TASK REQUIREMENTS >> Reproduce the material exactly, omitting nothing.

GIVEN RECORDS >>
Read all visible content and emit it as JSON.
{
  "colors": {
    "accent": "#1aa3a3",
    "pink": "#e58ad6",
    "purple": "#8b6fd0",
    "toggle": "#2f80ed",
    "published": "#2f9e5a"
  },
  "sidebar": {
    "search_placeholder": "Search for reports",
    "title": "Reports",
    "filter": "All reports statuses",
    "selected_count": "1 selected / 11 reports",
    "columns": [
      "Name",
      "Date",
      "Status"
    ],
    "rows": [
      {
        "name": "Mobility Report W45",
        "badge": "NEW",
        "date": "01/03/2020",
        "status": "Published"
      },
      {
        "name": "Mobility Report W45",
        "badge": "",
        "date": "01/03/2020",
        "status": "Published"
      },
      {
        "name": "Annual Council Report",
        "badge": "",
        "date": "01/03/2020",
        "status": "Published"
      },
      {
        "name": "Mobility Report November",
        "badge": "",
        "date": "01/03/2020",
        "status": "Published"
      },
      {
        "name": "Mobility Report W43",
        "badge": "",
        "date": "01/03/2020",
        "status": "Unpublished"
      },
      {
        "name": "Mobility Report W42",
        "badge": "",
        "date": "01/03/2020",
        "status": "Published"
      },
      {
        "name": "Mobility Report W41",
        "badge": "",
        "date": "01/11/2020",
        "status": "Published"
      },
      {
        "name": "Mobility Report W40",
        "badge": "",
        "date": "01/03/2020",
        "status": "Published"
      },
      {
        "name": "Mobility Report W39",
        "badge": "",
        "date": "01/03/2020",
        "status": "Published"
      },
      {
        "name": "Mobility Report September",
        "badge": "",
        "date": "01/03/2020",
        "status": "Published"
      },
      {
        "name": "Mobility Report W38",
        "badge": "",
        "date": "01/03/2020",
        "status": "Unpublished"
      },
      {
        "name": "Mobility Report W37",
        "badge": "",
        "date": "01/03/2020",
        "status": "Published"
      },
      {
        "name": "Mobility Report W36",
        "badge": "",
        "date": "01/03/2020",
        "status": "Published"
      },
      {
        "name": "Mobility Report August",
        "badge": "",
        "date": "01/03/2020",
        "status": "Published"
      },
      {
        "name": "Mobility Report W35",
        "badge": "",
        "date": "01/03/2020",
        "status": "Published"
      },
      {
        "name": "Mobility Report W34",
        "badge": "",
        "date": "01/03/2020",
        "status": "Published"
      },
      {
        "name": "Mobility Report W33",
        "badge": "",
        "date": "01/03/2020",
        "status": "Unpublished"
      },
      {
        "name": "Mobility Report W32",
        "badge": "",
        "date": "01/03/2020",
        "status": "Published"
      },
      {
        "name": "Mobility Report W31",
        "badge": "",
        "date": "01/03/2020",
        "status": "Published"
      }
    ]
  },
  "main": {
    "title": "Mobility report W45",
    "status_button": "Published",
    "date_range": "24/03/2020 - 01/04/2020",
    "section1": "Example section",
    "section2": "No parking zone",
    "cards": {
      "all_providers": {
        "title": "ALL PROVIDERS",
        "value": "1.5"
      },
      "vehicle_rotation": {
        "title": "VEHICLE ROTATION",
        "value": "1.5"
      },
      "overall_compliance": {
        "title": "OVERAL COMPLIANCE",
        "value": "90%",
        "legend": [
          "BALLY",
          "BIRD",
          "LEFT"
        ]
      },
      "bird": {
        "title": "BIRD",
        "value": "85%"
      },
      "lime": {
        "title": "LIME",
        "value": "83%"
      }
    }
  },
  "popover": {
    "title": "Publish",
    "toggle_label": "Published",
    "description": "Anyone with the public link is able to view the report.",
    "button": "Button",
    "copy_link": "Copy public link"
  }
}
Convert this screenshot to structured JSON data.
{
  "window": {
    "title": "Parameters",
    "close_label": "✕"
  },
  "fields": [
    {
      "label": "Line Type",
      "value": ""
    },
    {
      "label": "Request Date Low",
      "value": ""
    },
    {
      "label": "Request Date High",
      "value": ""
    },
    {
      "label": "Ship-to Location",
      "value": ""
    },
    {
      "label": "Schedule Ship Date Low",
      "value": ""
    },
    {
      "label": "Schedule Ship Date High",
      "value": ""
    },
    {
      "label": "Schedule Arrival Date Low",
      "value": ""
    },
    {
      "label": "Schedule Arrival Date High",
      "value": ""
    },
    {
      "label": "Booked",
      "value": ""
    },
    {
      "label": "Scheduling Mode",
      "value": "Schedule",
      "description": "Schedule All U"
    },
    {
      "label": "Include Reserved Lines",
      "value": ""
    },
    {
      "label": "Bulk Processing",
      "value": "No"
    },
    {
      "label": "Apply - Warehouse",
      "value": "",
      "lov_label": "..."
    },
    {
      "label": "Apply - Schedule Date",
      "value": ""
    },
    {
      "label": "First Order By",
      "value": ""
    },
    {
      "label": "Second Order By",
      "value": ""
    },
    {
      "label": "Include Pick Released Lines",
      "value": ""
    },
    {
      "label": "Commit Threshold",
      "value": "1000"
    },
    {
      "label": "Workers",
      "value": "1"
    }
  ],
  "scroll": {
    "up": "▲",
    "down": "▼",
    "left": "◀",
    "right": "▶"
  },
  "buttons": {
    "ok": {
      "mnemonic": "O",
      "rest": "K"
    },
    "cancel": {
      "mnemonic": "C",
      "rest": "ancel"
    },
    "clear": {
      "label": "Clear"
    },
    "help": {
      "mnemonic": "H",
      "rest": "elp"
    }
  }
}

RESULT FOR THIS TASK >>
Read all visible content and emit it as JSON.
{
  "colors": {
    "accent": "#1aa3a3",
    "pink": "#e58ad6",
    "purple": "#8b6fd0",
    "toggle": "#2f80ed",
    "published": "#2f9e5a"
  },
  "sidebar": {
    "search_placeholder": "Search for reports",
    "title": "Reports",
    "filter": "All reports statuses",
    "selected_count": "1 selected / 11 reports",
    "columns": [
      "Name",
      "Date",
      "Status"
    ],
    "rows": [
      {
        "name": "Mobility Report W45",
        "badge": "NEW",
        "date": "01/03/2020",
        "status": "Published"
      },
      {
        "name": "Mobility Report W45",
        "badge": "",
        "date": "01/03/2020",
        "status": "Published"
      },
      {
        "name": "Annual Council Report",
        "badge": "",
        "date": "01/03/2020",
        "status": "Published"
      },
      {
        "name": "Mobility Report November",
        "badge": "",
        "date": "01/03/2020",
        "status": "Published"
      },
      {
        "name": "Mobility Report W43",
        "badge": "",
        "date": "01/03/2020",
        "status": "Unpublished"
      },
      {
        "name": "Mobility Report W42",
        "badge": "",
        "date": "01/03/2020",
        "status": "Published"
      },
      {
        "name": "Mobility Report W41",
        "badge": "",
        "date": "01/11/2020",
        "status": "Published"
      },
      {
        "name": "Mobility Report W40",
        "badge": "",
        "date": "01/03/2020",
        "status": "Published"
      },
      {
        "name": "Mobility Report W39",
        "badge": "",
        "date": "01/03/2020",
        "status": "Published"
      },
      {
        "name": "Mobility Report September",
        "badge": "",
        "date": "01/03/2020",
        "status": "Published"
      },
      {
        "name": "Mobility Report W38",
        "badge": "",
        "date": "01/03/2020",
        "status": "Unpublished"
      },
      {
        "name": "Mobility Report W37",
        "badge": "",
        "date": "01/03/2020",
        "status": "Published"
      },
      {
        "name": "Mobility Report W36",
        "badge": "",
        "date": "01/03/2020",
        "status": "Published"
      },
      {
        "name": "Mobility Report August",
        "badge": "",
        "date": "01/03/2020",
        "status": "Published"
      },
      {
        "name": "Mobility Report W35",
        "badge": "",
        "date": "01/03/2020",
        "status": "Published"
      },
      {
        "name": "Mobility Report W34",
        "badge": "",
        "date": "01/03/2020",
        "status": "Published"
      },
      {
        "name": "Mobility Report W33",
        "badge": "",
        "date": "01/03/2020",
        "status": "Unpublished"
      },
      {
        "name": "Mobility Report W32",
        "badge": "",
        "date": "01/03/2020",
        "status": "Published"
      },
      {
        "name": "Mobility Report W31",
        "badge": "",
        "date": "01/03/2020",
        "status": "Published"
      }
    ]
  },
  "main": {
    "title": "Mobility report W45",
    "status_button": "Published",
    "date_range": "24/03/2020 - 01/04/2020",
    "section1": "Example section",
    "section2": "No parking zone",
    "cards": {
      "all_providers": {
        "title": "ALL PROVIDERS",
        "value": "1.5"
      },
      "vehicle_rotation": {
        "title": "VEHICLE ROTATION",
        "value": "1.5"
      },
      "overall_compliance": {
        "title": "OVERAL COMPLIANCE",
        "value": "90%",
        "legend": [
          "BALLY",
          "BIRD",
          "LEFT"
        ]
      },
      "bird": {
        "title": "BIRD",
        "value": "85%"
      },
      "lime": {
        "title": "LIME",
        "value": "83%"
      }
    }
  },
  "popover": {
    "title": "Publish",
    "toggle_label": "Published",
    "description": "Anyone with the public link is able to view the report.",
    "button": "Button",
    "copy_link": "Copy public link"
  }
}
Convert this screenshot to structured JSON data.
{
  "window": {
    "title": "Parameters",
    "close_label": "✕"
  },
  "fields": [
    {
      "label": "Line Type",
      "value": ""
    },
    {
      "label": "Request Date Low",
      "value": ""
    },
    {
      "label": "Request Date High",
      "value": ""
    },
    {
      "label": "Ship-to Location",
      "value": ""
    },
    {
      "label": "Schedule Ship Date Low",
      "value": ""
    },
    {
      "label": "Schedule Ship Date High",
      "value": ""
    },
    {
      "label": "Schedule Arrival Date Low",
      "value": ""
    },
    {
      "label": "Schedule Arrival Date High",
      "value": ""
    },
    {
      "label": "Booked",
      "value": ""
    },
    {
      "label": "Scheduling Mode",
      "value": "Schedule",
      "description": "Schedule All U"
    },
    {
      "label": "Include Reserved Lines",
      "value": ""
    },
    {
      "label": "Bulk Processing",
      "value": "No"
    },
    {
      "label": "Apply - Warehouse",
      "value": "",
      "lov_label": "..."
    },
    {
      "label": "Apply - Schedule Date",
      "value": ""
    },
    {
      "label": "First Order By",
      "value": ""
    },
    {
      "label": "Second Order By",
      "value": ""
    },
    {
      "label": "Include Pick Released Lines",
      "value": ""
    },
    {
      "label": "Commit Threshold",
      "value": "1000"
    },
    {
      "label": "Workers",
      "value": "1"
    }
  ],
  "scroll": {
    "up": "▲",
    "down": "▼",
    "left": "◀",
    "right": "▶"
  },
  "buttons": {
    "ok": {
      "mnemonic": "O",
      "rest": "K"
    },
    "cancel": {
      "mnemonic": "C",
      "rest": "ancel"
    },
    "clear": {
      "label": "Clear"
    },
    "help": {
      "mnemonic": "H",
      "rest": "elp"
    }
  }
}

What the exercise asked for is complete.